* Task prompt *
Locate and copy all lines bearing the word "Bronzemünze".

[Source data]
##############################

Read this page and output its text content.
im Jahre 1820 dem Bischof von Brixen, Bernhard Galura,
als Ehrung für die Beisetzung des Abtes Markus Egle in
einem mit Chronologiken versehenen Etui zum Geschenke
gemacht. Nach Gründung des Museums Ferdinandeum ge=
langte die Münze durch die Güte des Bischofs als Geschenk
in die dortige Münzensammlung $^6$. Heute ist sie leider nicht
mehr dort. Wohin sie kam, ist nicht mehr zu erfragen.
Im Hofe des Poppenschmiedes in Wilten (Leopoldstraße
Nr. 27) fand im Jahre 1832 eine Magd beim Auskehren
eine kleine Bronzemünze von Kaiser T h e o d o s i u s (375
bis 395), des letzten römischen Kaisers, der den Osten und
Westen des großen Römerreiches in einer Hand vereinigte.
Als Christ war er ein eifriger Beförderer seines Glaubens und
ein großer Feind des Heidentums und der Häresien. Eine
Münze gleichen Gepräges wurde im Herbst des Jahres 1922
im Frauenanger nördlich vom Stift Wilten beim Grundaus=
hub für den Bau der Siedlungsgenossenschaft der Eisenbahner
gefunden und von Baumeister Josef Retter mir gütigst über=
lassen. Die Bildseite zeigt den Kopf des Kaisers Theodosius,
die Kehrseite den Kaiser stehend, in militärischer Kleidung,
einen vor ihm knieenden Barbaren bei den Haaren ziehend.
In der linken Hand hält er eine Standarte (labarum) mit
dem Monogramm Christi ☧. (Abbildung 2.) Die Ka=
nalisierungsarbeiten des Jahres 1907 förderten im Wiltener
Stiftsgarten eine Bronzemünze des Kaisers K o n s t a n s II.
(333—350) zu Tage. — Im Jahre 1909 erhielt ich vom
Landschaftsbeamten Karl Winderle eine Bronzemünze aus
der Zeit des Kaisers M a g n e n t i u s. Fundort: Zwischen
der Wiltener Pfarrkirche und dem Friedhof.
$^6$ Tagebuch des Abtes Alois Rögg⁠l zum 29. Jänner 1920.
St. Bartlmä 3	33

##############################

* Answer in full *
eine kleine Bronzemünze von Kaiser T h e o d o s i u s (375
Stiftsgarten eine Bronzemünze des Kaisers K o n s t a n s II.
Landschaftsbeamten Karl Winderle eine Bronzemünze aus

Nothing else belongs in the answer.